What to work on ->
Send back all the data below, exactly as given.
BEGIN Records for processing
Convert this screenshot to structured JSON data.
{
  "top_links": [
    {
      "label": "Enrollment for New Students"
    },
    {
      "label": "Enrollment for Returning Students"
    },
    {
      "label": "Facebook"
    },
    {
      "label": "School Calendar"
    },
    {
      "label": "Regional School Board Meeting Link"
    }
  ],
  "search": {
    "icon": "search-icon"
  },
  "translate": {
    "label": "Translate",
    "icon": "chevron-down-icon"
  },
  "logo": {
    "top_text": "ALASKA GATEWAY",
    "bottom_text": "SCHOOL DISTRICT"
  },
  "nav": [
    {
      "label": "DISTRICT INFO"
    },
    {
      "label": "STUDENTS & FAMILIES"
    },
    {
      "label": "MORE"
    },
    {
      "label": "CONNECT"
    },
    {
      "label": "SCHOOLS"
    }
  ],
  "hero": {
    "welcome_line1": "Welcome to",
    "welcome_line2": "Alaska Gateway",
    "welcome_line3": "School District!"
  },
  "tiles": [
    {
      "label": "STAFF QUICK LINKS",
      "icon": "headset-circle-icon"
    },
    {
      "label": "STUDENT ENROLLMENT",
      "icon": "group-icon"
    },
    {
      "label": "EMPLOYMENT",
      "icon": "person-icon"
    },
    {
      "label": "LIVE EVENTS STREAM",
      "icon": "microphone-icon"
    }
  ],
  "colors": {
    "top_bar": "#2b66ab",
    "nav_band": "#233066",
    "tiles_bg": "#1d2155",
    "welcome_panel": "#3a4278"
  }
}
END Records for processing
Exercise output ->
Convert this screenshot to structured JSON data.
{
  "top_links": [
    {
      "label": "Enrollment for New Students"
    },
    {
      "label": "Enrollment for Returning Students"
    },
    {
      "label": "Facebook"
    },
    {
      "label": "School Calendar"
    },
    {
      "label": "Regional School Board Meeting Link"
    }
  ],
  "search": {
    "icon": "search-icon"
  },
  "translate": {
    "label": "Translate",
    "icon": "chevron-down-icon"
  },
  "logo": {
    "top_text": "ALASKA GATEWAY",
    "bottom_text": "SCHOOL DISTRICT"
  },
  "nav": [
    {
      "label": "DISTRICT INFO"
    },
    {
      "label": "STUDENTS & FAMILIES"
    },
    {
      "label": "MORE"
    },
    {
      "label": "CONNECT"
    },
    {
      "label": "SCHOOLS"
    }
  ],
  "hero": {
    "welcome_line1": "Welcome to",
    "welcome_line2": "Alaska Gateway",
    "welcome_line3": "School District!"
  },
  "tiles": [
    {
      "label": "STAFF QUICK LINKS",
      "icon": "headset-circle-icon"
    },
    {
      "label": "STUDENT ENROLLMENT",
      "icon": "group-icon"
    },
    {
      "label": "EMPLOYMENT",
      "icon": "person-icon"
    },
    {
      "label": "LIVE EVENTS STREAM",
      "icon": "microphone-icon"
    }
  ],
  "colors": {
    "top_bar": "#2b66ab",
    "nav_band": "#233066",
    "tiles_bg": "#1d2155",
    "welcome_panel": "#3a4278"
  }
}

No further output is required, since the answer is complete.